→ Цель упражнения: Повторите все приведённые ниже записи слово в слово, опустив изображения.

[Сохранённые записи набора данных]
:::
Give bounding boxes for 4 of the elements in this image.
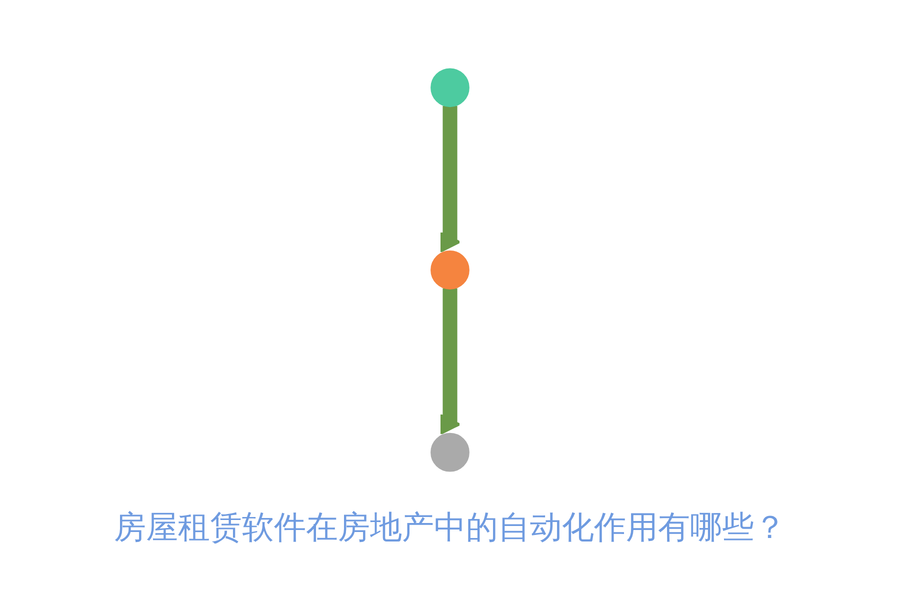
title: 房屋租赁软件在房地产中的自动化作用有哪些？ (114, 507, 786, 548)
node-circle (430, 68, 470, 108)
node-circle (430, 250, 470, 290)
node-circle (430, 432, 470, 472)
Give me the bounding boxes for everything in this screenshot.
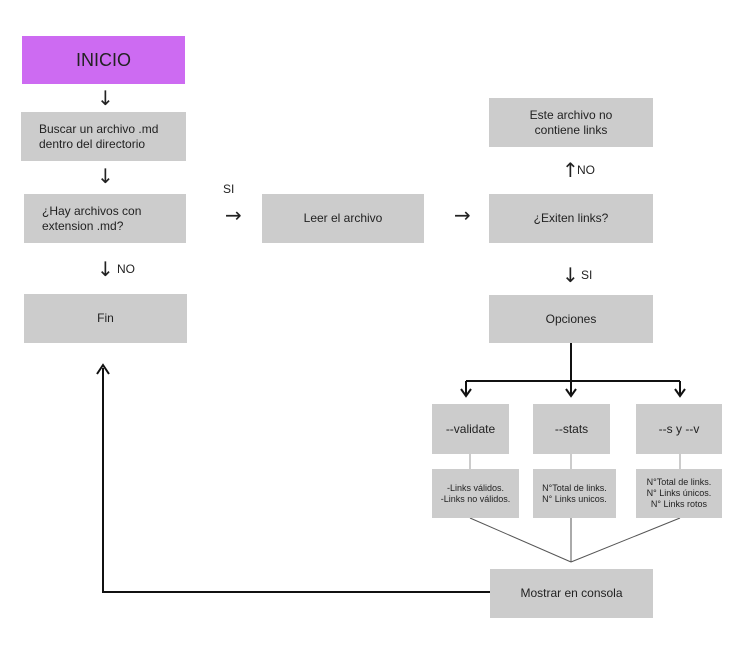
sv-output-label: N°Total de links. N° Links únicos. N° Li… xyxy=(646,477,712,509)
label-no-links: NO xyxy=(577,163,595,177)
sv-label: --s y --v xyxy=(658,421,700,436)
validate-node: --validate xyxy=(432,404,509,454)
arrow-right-2: → xyxy=(454,203,471,227)
arrow-down-no-md: ↓ xyxy=(97,257,114,281)
label-no-md: NO xyxy=(117,262,135,276)
return-arrowhead xyxy=(96,363,110,375)
sv-output-node: N°Total de links. N° Links únicos. N° Li… xyxy=(636,469,722,518)
end-node: Fin xyxy=(24,294,187,343)
stats-output-node: N°Total de links. N° Links unicos. xyxy=(533,469,616,518)
arrow-down-2: ↓ xyxy=(97,164,114,188)
branch-stats-arrowhead xyxy=(565,388,577,398)
validate-label: --validate xyxy=(445,421,496,436)
show-node: Mostrar en consola xyxy=(490,569,653,618)
label-si-md: SI xyxy=(223,182,235,196)
no-links-node: Este archivo no contiene links xyxy=(489,98,653,147)
question-md-node: ¿Hay archivos con extension .md? xyxy=(24,194,186,243)
return-line xyxy=(102,368,490,593)
sv-node: --s y --v xyxy=(636,404,722,454)
arrow-down-si-links: ↓ xyxy=(562,263,579,287)
validate-output-node: -Links válidos. -Links no válidos. xyxy=(432,469,519,518)
arrow-down-1: ↓ xyxy=(97,86,114,110)
show-label: Mostrar en consola xyxy=(520,586,623,600)
question-md-label: ¿Hay archivos con extension .md? xyxy=(42,203,142,233)
search-label: Buscar un archivo .md dentro del directo… xyxy=(39,121,159,151)
validate-to-show-line xyxy=(469,517,572,563)
branch-sv-arrowhead xyxy=(674,388,686,398)
stats-output-label: N°Total de links. N° Links unicos. xyxy=(542,482,607,504)
read-node: Leer el archivo xyxy=(262,194,424,243)
no-links-label: Este archivo no contiene links xyxy=(529,107,613,137)
search-node: Buscar un archivo .md dentro del directo… xyxy=(21,112,186,161)
question-links-label: ¿Exiten links? xyxy=(533,211,609,225)
start-label: INICIO xyxy=(75,49,131,70)
question-links-node: ¿Exiten links? xyxy=(489,194,653,243)
options-label: Opciones xyxy=(545,311,597,326)
options-node: Opciones xyxy=(489,295,653,343)
arrow-right-1: → xyxy=(225,203,242,227)
branch-validate-arrowhead xyxy=(460,388,472,398)
label-si-links: SI xyxy=(581,268,593,282)
stats-label: --stats xyxy=(554,421,589,436)
start-node: INICIO xyxy=(22,36,185,84)
stats-node: --stats xyxy=(533,404,610,454)
end-label: Fin xyxy=(97,311,114,325)
sv-to-show-line xyxy=(570,517,681,563)
read-label: Leer el archivo xyxy=(303,211,383,225)
validate-output-label: -Links válidos. -Links no válidos. xyxy=(440,482,511,504)
arrow-up-no-links: ↑ xyxy=(562,158,579,182)
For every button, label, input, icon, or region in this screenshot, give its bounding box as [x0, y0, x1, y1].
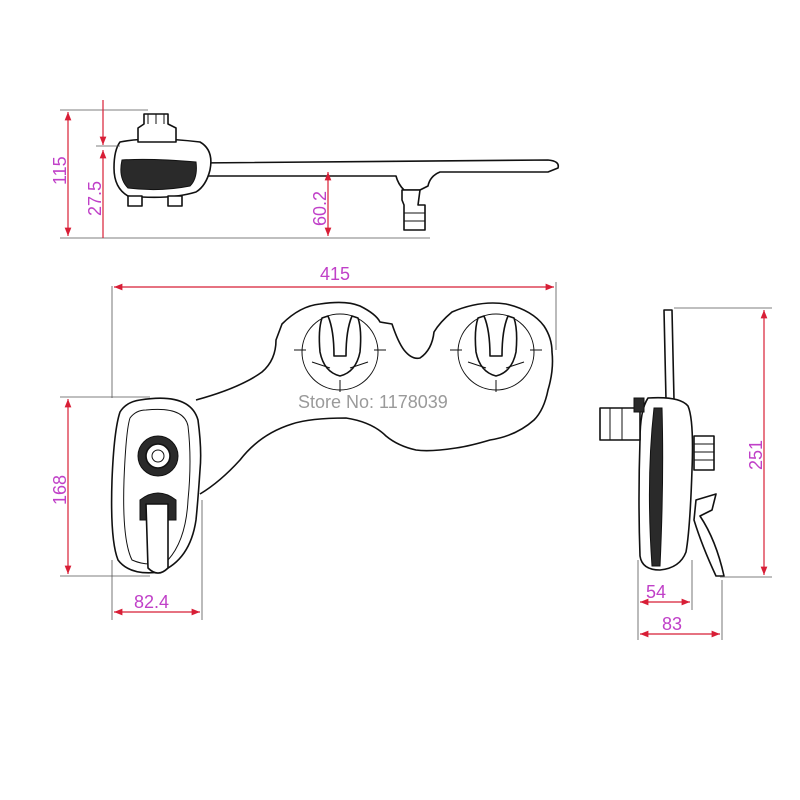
:::
→ Результат:
Give bounding boxes for 4 of the elements in this image.
title: 房屋租赁软件在房地产中的自动化作用有哪些？ (114, 507, 786, 548)
node-circle (430, 68, 470, 108)
node-circle (430, 250, 470, 290)
node-circle (430, 432, 470, 472)
Give me the bounding boxes for everything in this screenshot.
sv-output-label: N°Total de links. N° Links únicos. N° Li… xyxy=(646,477,712,509)
label-no-links: NO xyxy=(577,163,595,177)
sv-label: --s y --v xyxy=(658,421,700,436)
validate-node: --validate xyxy=(432,404,509,454)
arrow-right-2: → xyxy=(454,203,471,227)
arrow-down-no-md: ↓ xyxy=(97,257,114,281)
label-no-md: NO xyxy=(117,262,135,276)
return-arrowhead xyxy=(96,363,110,375)
sv-output-node: N°Total de links. N° Links únicos. N° Li… xyxy=(636,469,722,518)
end-node: Fin xyxy=(24,294,187,343)
stats-output-node: N°Total de links. N° Links unicos. xyxy=(533,469,616,518)
arrow-down-2: ↓ xyxy=(97,164,114,188)
branch-stats-arrowhead xyxy=(565,388,577,398)
validate-label: --validate xyxy=(445,421,496,436)
show-node: Mostrar en consola xyxy=(490,569,653,618)
label-si-md: SI xyxy=(223,182,235,196)
no-links-node: Este archivo no contiene links xyxy=(489,98,653,147)
question-md-node: ¿Hay archivos con extension .md? xyxy=(24,194,186,243)
return-line xyxy=(102,368,490,593)
sv-node: --s y --v xyxy=(636,404,722,454)
arrow-down-si-links: ↓ xyxy=(562,263,579,287)
validate-output-node: -Links válidos. -Links no válidos. xyxy=(432,469,519,518)
arrow-down-1: ↓ xyxy=(97,86,114,110)
show-label: Mostrar en consola xyxy=(520,586,623,600)
question-md-label: ¿Hay archivos con extension .md? xyxy=(42,203,142,233)
search-label: Buscar un archivo .md dentro del directo… xyxy=(39,121,159,151)
validate-to-show-line xyxy=(469,517,572,563)
branch-sv-arrowhead xyxy=(674,388,686,398)
stats-output-label: N°Total de links. N° Links unicos. xyxy=(542,482,607,504)
read-node: Leer el archivo xyxy=(262,194,424,243)
no-links-label: Este archivo no contiene links xyxy=(529,107,613,137)
search-node: Buscar un archivo .md dentro del directo… xyxy=(21,112,186,161)
question-links-label: ¿Exiten links? xyxy=(533,211,609,225)
start-label: INICIO xyxy=(75,49,131,70)
question-links-node: ¿Exiten links? xyxy=(489,194,653,243)
options-label: Opciones xyxy=(545,311,597,326)
options-node: Opciones xyxy=(489,295,653,343)
arrow-right-1: → xyxy=(225,203,242,227)
branch-validate-arrowhead xyxy=(460,388,472,398)
label-si-links: SI xyxy=(581,268,593,282)
stats-label: --stats xyxy=(554,421,589,436)
start-node: INICIO xyxy=(22,36,185,84)
stats-node: --stats xyxy=(533,404,610,454)
end-label: Fin xyxy=(97,311,114,325)
sv-to-show-line xyxy=(570,517,681,563)
read-label: Leer el archivo xyxy=(303,211,383,225)
validate-output-label: -Links válidos. -Links no válidos. xyxy=(440,482,511,504)
arrow-up-no-links: ↑ xyxy=(562,158,579,182)
For every button, label, input, icon, or region in this screenshot, give its bounding box as [x0, y0, x1, y1].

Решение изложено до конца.